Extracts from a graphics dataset
^^^^^^^^^^^^^^^^

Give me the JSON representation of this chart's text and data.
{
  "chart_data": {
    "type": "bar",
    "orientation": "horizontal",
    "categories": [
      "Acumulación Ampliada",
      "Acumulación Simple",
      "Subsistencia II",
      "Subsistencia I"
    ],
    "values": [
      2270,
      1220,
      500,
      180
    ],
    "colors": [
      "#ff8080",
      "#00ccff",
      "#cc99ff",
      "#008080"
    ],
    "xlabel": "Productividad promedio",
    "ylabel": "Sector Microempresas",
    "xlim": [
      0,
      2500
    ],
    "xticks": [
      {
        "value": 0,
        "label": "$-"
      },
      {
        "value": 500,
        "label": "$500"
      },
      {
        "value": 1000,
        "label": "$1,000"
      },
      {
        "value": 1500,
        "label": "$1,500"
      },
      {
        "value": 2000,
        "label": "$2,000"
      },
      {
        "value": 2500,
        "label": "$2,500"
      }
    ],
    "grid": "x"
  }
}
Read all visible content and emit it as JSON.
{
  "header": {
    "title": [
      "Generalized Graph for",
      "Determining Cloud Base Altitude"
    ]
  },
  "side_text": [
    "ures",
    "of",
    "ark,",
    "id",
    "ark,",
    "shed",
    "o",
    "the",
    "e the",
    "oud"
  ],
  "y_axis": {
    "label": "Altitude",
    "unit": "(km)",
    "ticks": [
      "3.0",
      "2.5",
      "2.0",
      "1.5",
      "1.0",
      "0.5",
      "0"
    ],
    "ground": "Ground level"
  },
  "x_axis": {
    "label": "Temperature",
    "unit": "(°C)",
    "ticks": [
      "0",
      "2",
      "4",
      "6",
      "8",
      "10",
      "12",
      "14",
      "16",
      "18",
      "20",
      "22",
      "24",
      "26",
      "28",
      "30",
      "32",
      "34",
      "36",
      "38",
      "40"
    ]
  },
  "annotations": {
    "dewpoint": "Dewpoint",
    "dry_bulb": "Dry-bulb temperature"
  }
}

^^^^^^^^^^^^^^^^

▸ SET TASK:
Repeat back the data above, exact to the last character.

▸ FINAL RESULT:
Give me the JSON representation of this chart's text and data.
{
  "chart_data": {
    "type": "bar",
    "orientation": "horizontal",
    "categories": [
      "Acumulación Ampliada",
      "Acumulación Simple",
      "Subsistencia II",
      "Subsistencia I"
    ],
    "values": [
      2270,
      1220,
      500,
      180
    ],
    "colors": [
      "#ff8080",
      "#00ccff",
      "#cc99ff",
      "#008080"
    ],
    "xlabel": "Productividad promedio",
    "ylabel": "Sector Microempresas",
    "xlim": [
      0,
      2500
    ],
    "xticks": [
      {
        "value": 0,
        "label": "$-"
      },
      {
        "value": 500,
        "label": "$500"
      },
      {
        "value": 1000,
        "label": "$1,000"
      },
      {
        "value": 1500,
        "label": "$1,500"
      },
      {
        "value": 2000,
        "label": "$2,000"
      },
      {
        "value": 2500,
        "label": "$2,500"
      }
    ],
    "grid": "x"
  }
}
Read all visible content and emit it as JSON.
{
  "header": {
    "title": [
      "Generalized Graph for",
      "Determining Cloud Base Altitude"
    ]
  },
  "side_text": [
    "ures",
    "of",
    "ark,",
    "id",
    "ark,",
    "shed",
    "o",
    "the",
    "e the",
    "oud"
  ],
  "y_axis": {
    "label": "Altitude",
    "unit": "(km)",
    "ticks": [
      "3.0",
      "2.5",
      "2.0",
      "1.5",
      "1.0",
      "0.5",
      "0"
    ],
    "ground": "Ground level"
  },
  "x_axis": {
    "label": "Temperature",
    "unit": "(°C)",
    "ticks": [
      "0",
      "2",
      "4",
      "6",
      "8",
      "10",
      "12",
      "14",
      "16",
      "18",
      "20",
      "22",
      "24",
      "26",
      "28",
      "30",
      "32",
      "34",
      "36",
      "38",
      "40"
    ]
  },
  "annotations": {
    "dewpoint": "Dewpoint",
    "dry_bulb": "Dry-bulb temperature"
  }
}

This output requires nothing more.